• INPUT FOR THIS TASK
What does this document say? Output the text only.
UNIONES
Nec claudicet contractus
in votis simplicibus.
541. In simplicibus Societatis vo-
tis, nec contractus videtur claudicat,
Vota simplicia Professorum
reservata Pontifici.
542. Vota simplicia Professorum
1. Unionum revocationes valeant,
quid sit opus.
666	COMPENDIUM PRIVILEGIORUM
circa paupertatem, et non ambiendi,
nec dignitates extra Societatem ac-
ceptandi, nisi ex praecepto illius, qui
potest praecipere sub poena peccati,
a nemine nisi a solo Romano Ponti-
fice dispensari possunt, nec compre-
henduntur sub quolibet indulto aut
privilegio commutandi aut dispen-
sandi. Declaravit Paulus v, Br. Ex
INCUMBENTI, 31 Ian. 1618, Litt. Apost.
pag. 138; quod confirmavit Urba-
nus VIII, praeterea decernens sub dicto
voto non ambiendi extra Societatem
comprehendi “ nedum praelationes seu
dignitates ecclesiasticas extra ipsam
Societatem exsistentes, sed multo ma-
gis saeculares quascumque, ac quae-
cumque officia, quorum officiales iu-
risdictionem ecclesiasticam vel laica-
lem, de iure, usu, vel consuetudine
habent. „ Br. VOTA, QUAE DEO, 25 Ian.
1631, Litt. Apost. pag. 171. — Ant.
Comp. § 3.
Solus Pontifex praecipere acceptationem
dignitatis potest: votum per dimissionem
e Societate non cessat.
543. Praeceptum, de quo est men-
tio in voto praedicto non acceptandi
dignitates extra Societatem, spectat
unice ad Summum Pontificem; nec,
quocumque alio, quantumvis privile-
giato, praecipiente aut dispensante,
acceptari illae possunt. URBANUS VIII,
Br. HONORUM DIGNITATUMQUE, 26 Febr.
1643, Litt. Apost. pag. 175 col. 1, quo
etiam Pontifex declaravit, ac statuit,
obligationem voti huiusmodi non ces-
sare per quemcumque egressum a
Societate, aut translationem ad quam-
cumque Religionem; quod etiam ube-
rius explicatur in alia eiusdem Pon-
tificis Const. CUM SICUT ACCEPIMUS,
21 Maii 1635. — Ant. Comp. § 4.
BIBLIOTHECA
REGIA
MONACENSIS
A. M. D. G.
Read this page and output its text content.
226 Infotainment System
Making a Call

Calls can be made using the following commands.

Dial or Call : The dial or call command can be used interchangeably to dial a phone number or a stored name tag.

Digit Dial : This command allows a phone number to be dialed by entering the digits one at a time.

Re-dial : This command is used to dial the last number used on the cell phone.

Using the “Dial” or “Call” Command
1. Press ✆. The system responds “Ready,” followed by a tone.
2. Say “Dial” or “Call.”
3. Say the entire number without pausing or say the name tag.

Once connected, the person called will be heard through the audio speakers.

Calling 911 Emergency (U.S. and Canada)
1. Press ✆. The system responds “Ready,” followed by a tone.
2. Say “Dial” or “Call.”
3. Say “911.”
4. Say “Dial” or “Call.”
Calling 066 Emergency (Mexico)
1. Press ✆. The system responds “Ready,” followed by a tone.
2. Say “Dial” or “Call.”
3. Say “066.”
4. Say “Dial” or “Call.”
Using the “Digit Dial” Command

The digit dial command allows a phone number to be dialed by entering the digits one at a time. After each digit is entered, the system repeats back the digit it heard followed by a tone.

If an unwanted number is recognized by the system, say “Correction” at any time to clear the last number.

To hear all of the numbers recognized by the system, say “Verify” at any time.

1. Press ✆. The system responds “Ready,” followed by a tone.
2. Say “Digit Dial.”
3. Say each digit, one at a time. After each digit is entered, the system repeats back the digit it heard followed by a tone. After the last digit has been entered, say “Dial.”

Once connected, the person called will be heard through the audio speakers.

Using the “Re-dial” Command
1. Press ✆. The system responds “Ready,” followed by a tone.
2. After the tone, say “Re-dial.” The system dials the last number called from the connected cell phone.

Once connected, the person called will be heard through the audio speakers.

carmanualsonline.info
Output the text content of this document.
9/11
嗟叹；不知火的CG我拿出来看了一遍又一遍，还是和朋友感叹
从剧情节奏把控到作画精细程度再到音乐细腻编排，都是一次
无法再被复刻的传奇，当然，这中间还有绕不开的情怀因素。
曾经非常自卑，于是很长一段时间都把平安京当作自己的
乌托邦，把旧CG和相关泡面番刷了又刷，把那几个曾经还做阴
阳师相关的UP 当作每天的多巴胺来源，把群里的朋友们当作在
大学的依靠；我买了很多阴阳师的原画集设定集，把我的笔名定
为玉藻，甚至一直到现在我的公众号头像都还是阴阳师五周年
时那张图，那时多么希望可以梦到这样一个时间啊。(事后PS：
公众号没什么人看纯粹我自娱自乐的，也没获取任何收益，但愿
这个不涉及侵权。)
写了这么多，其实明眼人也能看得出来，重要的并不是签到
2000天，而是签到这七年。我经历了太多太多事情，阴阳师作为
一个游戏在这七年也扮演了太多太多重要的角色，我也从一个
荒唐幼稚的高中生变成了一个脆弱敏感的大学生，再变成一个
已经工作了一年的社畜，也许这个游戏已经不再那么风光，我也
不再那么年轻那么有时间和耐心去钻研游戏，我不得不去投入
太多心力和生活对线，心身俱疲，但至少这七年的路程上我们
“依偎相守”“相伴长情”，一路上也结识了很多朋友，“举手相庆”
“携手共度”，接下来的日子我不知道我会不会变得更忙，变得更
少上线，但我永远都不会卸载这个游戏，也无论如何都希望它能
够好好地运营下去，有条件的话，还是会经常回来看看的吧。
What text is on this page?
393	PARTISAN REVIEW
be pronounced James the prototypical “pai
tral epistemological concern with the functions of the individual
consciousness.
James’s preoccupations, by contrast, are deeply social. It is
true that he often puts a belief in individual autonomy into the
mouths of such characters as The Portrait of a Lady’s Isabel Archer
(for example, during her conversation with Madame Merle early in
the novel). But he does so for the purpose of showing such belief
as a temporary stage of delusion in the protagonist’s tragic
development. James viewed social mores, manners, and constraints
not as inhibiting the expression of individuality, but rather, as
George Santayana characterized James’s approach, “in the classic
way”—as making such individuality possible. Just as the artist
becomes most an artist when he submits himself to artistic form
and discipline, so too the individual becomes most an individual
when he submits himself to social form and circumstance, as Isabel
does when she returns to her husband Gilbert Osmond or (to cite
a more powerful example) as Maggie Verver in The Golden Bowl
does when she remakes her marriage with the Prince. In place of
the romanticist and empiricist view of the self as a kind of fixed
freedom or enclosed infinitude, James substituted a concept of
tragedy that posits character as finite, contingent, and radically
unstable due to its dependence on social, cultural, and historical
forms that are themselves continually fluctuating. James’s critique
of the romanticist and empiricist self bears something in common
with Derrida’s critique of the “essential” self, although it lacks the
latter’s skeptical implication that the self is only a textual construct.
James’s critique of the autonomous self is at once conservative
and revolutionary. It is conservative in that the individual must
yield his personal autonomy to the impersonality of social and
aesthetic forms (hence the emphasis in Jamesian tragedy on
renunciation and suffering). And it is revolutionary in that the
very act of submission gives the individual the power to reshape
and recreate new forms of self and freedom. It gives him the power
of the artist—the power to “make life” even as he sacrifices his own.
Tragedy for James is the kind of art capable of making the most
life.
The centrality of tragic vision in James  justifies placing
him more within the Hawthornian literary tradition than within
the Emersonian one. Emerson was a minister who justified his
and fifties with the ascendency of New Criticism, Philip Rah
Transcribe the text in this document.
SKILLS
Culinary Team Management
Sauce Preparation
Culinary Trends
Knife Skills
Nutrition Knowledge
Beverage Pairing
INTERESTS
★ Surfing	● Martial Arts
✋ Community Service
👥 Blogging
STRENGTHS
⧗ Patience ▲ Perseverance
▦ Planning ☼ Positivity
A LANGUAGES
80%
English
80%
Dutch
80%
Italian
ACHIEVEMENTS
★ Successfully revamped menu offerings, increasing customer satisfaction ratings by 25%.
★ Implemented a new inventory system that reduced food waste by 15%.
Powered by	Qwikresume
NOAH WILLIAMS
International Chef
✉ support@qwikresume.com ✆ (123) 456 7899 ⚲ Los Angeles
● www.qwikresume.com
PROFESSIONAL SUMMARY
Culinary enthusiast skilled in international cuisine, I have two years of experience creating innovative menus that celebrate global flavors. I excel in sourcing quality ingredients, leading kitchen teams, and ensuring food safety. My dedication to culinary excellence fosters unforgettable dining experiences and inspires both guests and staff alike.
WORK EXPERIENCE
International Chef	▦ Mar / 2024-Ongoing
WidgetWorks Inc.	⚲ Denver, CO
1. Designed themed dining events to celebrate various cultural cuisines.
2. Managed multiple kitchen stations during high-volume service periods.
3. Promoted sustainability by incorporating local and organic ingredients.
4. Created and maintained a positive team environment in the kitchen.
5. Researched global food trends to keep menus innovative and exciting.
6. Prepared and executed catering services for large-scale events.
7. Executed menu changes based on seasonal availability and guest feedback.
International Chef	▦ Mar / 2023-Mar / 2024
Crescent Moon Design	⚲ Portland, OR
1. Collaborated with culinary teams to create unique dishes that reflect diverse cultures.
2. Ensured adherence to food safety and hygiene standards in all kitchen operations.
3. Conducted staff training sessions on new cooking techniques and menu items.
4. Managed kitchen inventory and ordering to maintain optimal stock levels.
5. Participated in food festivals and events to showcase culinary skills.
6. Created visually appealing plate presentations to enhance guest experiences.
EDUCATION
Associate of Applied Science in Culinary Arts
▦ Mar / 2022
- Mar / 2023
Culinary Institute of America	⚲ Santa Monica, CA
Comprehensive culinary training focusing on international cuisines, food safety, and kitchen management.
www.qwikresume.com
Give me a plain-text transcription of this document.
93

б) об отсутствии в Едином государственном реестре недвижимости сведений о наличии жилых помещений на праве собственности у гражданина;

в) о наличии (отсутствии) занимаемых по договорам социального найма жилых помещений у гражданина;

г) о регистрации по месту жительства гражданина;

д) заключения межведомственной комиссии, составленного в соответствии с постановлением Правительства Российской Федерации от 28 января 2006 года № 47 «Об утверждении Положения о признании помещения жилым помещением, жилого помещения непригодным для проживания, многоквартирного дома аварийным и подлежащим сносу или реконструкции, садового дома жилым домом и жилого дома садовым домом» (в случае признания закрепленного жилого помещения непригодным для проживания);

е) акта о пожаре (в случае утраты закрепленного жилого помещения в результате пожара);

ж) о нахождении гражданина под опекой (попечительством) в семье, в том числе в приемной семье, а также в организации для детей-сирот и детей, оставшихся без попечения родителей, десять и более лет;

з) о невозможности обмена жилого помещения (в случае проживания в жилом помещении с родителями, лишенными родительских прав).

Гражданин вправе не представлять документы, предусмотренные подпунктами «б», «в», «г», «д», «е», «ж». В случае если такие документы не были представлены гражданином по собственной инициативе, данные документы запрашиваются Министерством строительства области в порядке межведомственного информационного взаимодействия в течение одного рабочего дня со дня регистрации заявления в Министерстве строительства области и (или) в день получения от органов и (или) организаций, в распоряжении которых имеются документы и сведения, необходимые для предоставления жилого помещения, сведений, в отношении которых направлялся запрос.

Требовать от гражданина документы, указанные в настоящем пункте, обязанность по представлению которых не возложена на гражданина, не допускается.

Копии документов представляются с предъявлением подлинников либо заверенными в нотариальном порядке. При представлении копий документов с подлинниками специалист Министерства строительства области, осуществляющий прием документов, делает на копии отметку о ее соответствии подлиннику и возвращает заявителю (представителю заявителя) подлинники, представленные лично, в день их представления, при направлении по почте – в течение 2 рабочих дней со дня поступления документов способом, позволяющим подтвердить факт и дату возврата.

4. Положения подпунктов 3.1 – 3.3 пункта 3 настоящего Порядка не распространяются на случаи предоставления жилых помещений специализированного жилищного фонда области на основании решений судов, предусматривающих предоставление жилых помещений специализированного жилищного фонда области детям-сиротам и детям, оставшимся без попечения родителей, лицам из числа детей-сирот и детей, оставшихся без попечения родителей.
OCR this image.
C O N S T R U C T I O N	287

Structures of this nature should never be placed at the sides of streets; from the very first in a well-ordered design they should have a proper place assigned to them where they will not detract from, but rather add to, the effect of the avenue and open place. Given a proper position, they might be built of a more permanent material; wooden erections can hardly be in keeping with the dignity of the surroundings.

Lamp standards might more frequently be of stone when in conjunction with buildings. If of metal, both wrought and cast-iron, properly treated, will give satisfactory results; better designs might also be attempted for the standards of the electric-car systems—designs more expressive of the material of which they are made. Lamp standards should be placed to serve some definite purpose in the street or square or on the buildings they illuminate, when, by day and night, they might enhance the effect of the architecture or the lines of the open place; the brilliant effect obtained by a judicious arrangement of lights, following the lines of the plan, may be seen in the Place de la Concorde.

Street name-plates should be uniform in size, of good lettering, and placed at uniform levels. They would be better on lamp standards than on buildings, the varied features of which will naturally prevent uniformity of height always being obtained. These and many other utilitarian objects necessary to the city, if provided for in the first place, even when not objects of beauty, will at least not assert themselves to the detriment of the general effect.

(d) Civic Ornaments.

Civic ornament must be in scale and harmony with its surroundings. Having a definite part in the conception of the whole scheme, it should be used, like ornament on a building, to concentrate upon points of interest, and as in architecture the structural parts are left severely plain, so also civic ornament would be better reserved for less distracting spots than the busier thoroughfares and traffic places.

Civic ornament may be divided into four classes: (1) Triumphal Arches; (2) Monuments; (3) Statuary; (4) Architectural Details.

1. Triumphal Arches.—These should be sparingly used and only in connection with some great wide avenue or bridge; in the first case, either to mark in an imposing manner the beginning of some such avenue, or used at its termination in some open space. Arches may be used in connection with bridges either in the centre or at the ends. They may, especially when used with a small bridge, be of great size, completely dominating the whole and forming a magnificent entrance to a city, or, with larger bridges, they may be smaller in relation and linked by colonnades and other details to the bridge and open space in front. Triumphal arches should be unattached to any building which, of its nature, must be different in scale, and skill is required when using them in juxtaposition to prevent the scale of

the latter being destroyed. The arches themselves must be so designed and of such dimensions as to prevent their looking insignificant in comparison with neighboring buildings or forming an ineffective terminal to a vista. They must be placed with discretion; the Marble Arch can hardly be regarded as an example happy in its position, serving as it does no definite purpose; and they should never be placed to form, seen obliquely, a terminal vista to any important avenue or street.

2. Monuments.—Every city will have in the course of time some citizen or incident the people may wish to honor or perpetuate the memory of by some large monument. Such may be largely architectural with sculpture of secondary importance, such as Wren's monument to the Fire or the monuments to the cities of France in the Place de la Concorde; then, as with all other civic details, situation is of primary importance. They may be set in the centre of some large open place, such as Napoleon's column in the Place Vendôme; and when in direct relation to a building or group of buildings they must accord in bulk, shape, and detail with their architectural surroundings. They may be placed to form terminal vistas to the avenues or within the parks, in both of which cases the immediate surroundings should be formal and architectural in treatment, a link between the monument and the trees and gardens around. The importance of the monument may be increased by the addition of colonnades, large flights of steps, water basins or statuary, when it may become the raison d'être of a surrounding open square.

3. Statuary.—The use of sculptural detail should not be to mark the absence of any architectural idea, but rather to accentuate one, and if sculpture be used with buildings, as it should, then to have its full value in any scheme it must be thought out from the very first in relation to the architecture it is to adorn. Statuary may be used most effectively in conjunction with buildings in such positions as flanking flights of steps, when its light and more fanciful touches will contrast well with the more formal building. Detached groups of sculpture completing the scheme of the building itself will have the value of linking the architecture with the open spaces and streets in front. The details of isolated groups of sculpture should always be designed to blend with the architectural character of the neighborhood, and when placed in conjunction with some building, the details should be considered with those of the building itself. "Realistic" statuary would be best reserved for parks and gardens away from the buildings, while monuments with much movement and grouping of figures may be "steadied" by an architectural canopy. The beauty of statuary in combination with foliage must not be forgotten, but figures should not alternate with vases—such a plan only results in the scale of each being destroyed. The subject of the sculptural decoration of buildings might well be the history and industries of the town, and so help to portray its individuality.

• REQUEST
Copy each line of the listing that contains the string "recognized".

• RESPONSE FOR THIS EXERCISE
If an unwanted number is recognized by the system, say “Correction” at any time to clear the last number.
To hear all of the numbers recognized by the system, say “Verify” at any time.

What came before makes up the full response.